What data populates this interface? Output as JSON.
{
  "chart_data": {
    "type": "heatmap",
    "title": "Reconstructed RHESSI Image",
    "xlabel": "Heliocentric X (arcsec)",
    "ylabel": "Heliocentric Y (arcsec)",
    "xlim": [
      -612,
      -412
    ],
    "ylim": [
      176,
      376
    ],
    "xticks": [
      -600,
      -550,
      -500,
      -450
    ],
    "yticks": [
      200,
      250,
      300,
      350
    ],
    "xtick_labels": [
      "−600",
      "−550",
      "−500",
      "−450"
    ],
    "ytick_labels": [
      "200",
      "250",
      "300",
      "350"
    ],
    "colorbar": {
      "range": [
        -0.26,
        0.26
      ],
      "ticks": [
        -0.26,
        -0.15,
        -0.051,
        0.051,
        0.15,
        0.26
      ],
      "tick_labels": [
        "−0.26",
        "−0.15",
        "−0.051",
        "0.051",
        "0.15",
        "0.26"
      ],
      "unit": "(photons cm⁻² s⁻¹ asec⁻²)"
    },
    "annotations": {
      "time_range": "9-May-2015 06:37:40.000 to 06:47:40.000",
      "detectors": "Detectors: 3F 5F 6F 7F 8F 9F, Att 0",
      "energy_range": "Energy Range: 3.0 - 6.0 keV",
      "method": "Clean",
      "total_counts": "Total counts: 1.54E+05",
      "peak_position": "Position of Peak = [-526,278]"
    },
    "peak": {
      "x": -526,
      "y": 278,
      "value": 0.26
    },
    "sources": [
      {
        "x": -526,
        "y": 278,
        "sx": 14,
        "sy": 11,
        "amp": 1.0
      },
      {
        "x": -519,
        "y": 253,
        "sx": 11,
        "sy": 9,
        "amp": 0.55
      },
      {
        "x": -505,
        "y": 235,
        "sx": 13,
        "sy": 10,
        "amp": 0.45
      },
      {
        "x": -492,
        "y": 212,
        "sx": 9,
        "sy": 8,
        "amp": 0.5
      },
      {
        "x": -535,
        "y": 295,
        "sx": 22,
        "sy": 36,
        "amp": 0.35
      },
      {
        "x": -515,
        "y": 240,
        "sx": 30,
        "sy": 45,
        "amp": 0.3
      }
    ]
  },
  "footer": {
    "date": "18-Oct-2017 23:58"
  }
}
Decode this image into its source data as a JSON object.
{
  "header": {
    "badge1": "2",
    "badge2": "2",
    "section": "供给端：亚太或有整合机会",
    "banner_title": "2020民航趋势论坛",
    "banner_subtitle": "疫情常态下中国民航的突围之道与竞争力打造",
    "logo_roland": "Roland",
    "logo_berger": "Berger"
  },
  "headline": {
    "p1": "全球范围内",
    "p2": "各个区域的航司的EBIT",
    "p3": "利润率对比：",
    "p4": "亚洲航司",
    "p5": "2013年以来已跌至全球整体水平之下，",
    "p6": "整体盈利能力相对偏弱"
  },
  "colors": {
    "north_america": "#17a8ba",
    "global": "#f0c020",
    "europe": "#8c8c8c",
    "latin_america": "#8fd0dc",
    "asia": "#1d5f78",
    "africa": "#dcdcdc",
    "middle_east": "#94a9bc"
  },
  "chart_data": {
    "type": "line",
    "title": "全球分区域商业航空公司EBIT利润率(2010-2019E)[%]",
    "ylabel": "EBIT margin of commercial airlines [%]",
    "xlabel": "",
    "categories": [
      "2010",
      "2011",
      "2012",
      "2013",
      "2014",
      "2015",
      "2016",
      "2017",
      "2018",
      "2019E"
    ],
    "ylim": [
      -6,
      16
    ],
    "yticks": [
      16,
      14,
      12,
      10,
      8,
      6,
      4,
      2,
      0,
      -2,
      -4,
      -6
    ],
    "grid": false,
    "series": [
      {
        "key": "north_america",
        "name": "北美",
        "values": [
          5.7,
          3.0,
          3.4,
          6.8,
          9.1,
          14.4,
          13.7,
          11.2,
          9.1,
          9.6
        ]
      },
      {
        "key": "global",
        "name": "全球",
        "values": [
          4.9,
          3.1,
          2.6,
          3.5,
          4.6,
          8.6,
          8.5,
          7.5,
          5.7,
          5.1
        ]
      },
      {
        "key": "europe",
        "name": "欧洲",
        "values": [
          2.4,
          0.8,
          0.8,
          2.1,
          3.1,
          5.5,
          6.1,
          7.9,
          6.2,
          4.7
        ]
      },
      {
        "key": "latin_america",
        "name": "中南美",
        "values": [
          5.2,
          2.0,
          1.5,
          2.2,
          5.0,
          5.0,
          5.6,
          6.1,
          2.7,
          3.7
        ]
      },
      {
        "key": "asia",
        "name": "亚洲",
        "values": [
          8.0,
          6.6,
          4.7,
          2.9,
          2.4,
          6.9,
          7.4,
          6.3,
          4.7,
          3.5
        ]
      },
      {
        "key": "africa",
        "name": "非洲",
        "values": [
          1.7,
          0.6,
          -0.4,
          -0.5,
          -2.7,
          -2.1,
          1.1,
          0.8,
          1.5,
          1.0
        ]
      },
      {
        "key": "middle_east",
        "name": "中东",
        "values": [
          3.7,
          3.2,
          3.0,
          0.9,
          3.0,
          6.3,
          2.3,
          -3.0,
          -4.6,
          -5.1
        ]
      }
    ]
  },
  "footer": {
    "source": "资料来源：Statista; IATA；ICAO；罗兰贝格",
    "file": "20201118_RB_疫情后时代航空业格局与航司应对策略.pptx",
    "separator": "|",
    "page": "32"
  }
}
--------
* _EXERCISE TASK_
Reply with one number only: how many lines of the listing hold "arcsec"?

* _FINISHED ANSWER_
2